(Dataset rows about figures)

--------

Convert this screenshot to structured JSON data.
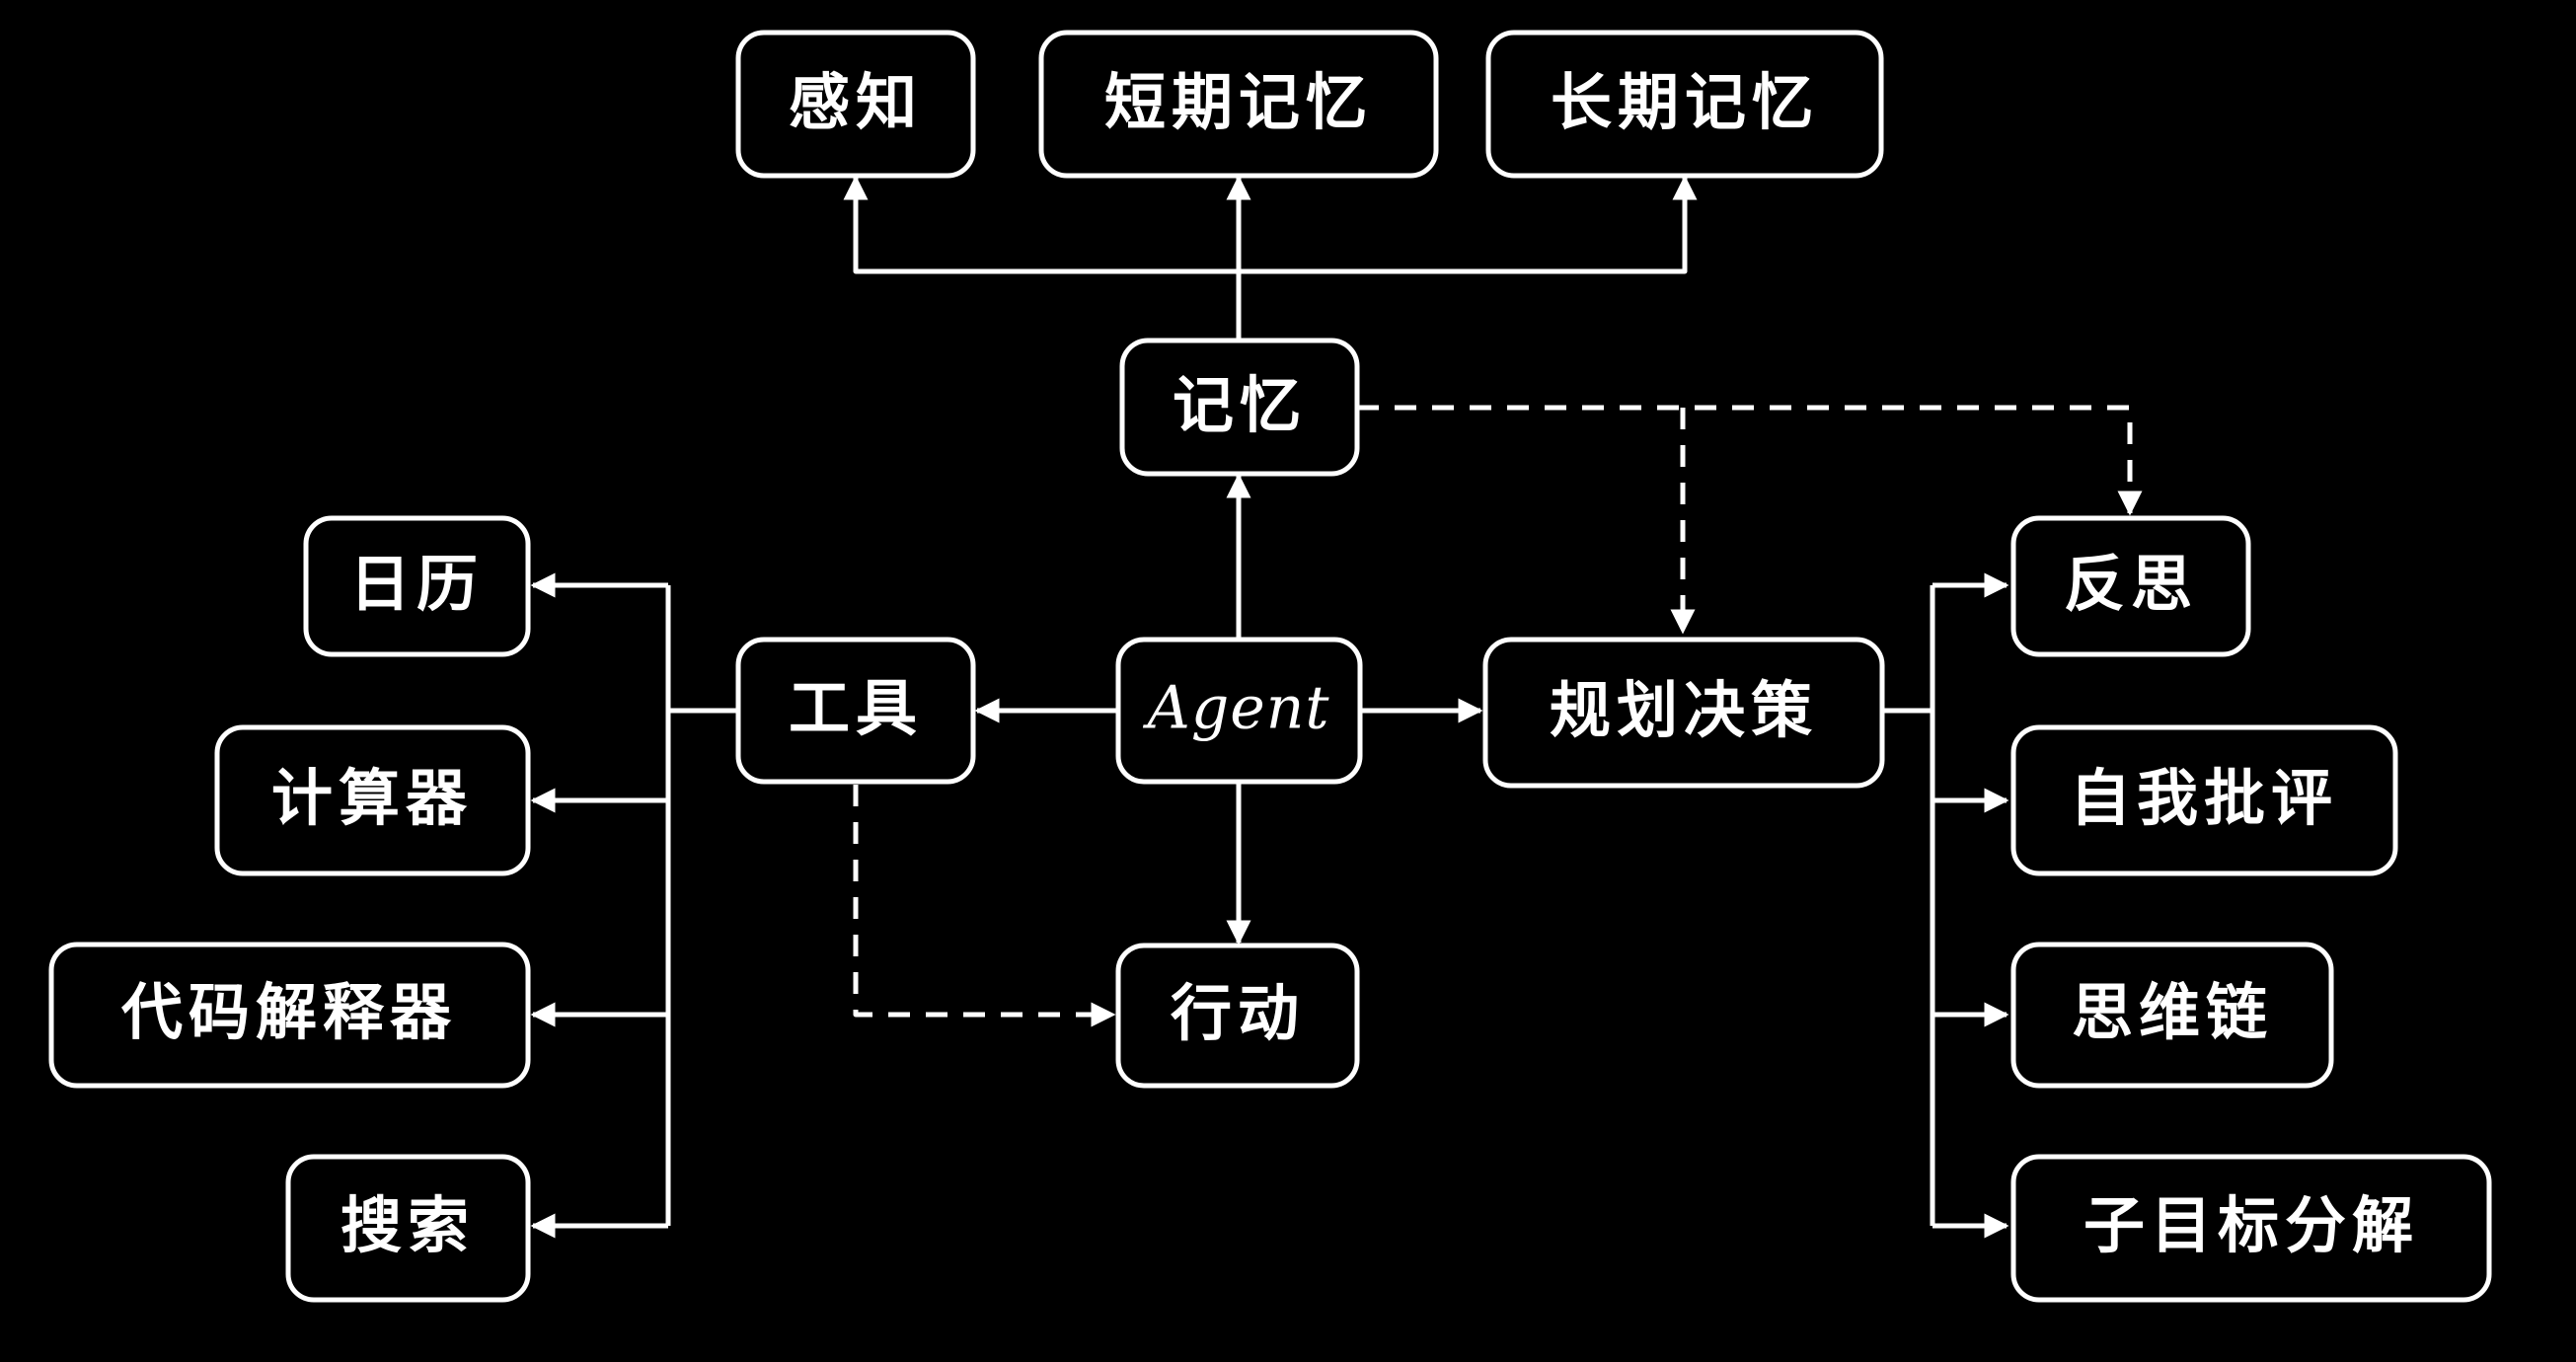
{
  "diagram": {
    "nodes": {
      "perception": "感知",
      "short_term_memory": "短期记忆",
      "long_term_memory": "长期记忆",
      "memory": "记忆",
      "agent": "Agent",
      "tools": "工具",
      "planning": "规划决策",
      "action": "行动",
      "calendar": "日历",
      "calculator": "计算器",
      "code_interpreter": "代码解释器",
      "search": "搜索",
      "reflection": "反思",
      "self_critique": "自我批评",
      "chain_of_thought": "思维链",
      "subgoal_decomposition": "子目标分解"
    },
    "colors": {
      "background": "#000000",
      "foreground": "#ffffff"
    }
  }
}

--------

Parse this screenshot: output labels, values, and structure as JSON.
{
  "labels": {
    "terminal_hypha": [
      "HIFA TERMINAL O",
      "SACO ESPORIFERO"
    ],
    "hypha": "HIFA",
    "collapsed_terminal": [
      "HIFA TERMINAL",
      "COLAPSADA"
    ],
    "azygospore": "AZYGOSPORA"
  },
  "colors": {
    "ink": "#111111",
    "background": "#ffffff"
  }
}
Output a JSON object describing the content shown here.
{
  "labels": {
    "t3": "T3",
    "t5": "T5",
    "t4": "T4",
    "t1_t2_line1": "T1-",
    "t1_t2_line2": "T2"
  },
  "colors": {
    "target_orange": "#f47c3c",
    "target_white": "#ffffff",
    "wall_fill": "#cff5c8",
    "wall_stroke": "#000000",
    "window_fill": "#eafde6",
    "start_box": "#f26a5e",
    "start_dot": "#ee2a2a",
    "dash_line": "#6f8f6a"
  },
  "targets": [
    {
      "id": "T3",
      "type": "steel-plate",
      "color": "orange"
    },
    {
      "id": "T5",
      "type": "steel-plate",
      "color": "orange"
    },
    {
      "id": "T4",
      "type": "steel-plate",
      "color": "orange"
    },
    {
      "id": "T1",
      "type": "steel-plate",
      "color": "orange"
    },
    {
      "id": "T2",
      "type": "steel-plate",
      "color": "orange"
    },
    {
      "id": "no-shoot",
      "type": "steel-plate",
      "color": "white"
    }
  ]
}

--------

## What you have to do
Write down only how many lines in the listing contain the word "background".

## Exercise solution
2